▸ **Problem details**
Collect all lines from the listing that include the string "icon".

--- start of Data for this task ---

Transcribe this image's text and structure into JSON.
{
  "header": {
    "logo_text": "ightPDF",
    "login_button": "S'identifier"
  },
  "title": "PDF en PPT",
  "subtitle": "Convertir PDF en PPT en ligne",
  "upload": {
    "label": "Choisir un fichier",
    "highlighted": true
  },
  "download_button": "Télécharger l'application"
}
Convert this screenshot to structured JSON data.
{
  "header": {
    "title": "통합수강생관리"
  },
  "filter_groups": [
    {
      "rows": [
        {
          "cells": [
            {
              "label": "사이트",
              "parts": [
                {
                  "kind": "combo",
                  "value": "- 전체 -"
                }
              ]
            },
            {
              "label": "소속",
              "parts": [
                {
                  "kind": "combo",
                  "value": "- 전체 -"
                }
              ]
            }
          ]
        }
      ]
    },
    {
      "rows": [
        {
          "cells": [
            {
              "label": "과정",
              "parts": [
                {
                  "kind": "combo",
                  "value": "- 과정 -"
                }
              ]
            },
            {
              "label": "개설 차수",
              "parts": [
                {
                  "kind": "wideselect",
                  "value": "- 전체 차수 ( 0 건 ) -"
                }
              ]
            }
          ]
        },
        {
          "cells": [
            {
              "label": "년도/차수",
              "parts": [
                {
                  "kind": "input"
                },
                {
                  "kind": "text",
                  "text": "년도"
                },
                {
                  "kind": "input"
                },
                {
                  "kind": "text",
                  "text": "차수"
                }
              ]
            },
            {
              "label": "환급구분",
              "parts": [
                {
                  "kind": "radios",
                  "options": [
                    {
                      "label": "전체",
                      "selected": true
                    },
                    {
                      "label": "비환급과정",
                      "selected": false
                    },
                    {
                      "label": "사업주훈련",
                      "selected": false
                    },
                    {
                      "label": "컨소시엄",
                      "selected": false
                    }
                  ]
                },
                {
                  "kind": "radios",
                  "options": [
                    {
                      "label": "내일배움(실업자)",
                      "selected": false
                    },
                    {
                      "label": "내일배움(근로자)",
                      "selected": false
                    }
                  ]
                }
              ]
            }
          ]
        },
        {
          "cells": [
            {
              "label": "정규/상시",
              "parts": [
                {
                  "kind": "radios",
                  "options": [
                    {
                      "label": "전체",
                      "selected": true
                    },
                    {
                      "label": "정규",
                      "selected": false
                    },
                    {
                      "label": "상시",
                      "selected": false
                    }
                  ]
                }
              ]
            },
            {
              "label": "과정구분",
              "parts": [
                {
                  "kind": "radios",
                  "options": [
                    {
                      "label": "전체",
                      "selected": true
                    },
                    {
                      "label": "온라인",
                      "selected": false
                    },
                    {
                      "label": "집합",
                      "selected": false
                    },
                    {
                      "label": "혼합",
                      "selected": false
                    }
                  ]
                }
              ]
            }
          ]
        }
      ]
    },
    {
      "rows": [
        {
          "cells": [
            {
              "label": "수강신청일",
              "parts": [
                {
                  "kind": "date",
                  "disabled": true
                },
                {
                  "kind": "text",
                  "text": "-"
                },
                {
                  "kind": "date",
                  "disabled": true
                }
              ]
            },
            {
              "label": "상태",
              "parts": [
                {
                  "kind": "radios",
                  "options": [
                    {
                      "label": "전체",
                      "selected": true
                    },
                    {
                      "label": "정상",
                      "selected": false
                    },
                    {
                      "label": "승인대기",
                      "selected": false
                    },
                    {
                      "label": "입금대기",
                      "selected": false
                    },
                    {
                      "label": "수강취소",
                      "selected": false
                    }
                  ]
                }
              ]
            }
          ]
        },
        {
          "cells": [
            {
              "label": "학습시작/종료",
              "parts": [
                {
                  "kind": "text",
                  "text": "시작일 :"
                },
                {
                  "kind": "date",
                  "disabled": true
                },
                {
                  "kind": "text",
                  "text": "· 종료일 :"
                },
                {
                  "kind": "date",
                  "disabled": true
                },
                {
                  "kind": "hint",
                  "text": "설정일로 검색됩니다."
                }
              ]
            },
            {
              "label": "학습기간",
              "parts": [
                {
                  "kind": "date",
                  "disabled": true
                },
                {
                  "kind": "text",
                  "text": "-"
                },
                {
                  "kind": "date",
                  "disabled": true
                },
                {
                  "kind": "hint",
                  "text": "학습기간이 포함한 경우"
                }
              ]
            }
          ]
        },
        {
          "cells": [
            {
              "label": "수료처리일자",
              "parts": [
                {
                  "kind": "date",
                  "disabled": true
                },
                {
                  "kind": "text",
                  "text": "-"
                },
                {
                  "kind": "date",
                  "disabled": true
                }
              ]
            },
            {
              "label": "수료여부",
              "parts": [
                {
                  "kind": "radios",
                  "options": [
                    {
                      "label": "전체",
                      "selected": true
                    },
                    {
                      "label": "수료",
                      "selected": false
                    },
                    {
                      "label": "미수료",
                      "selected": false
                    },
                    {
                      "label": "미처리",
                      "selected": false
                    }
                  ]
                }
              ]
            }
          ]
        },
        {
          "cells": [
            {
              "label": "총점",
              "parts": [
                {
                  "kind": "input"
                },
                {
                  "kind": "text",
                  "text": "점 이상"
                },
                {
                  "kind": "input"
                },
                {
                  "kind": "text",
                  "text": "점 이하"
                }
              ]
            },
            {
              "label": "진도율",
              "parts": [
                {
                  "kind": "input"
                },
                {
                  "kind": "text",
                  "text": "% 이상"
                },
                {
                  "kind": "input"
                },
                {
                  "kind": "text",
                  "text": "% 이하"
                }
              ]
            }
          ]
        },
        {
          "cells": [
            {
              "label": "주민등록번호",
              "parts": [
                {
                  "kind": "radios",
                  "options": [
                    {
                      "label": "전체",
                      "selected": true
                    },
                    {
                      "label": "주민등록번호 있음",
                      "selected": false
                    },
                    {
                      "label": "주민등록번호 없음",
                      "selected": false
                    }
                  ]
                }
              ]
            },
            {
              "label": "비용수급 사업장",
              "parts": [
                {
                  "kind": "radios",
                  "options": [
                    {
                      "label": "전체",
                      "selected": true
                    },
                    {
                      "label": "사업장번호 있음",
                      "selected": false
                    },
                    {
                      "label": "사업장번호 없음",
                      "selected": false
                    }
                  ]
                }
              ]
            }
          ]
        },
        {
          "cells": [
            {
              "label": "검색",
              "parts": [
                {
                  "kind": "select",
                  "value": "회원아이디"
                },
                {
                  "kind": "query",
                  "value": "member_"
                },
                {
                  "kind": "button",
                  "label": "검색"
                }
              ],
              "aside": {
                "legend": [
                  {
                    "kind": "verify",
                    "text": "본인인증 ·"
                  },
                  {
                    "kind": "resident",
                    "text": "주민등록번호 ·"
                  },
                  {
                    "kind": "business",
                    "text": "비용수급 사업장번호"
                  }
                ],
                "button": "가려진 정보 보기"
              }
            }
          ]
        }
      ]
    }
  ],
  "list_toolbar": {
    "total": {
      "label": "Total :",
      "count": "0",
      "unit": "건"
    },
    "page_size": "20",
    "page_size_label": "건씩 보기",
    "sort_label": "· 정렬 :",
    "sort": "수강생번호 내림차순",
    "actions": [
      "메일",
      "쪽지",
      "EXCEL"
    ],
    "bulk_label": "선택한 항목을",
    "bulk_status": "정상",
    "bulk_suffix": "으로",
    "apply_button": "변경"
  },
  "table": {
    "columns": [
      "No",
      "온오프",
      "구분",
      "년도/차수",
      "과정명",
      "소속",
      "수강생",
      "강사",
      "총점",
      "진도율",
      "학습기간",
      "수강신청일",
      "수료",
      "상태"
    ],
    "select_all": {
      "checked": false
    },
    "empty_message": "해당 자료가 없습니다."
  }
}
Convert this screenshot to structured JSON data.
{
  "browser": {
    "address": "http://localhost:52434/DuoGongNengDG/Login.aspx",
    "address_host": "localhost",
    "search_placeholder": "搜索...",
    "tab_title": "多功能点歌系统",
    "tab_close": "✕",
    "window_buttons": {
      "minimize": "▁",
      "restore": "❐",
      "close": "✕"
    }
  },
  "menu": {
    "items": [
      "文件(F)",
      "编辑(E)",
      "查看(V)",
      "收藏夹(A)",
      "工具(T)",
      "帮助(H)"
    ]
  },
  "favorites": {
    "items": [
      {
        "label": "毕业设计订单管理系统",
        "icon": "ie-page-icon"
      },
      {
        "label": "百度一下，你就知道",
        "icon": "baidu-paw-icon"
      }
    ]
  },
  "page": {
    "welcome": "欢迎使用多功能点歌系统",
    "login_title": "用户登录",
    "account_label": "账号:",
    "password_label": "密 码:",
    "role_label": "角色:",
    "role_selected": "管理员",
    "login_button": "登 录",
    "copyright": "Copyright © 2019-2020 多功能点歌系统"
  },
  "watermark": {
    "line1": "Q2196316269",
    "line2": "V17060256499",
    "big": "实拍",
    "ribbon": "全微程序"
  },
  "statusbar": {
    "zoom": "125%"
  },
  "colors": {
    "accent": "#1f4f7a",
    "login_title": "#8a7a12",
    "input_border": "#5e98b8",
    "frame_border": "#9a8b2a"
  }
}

--- end of Data for this task ---

▸ **Expected answer**
        "icon": "ie-page-icon"
        "icon": "baidu-paw-icon"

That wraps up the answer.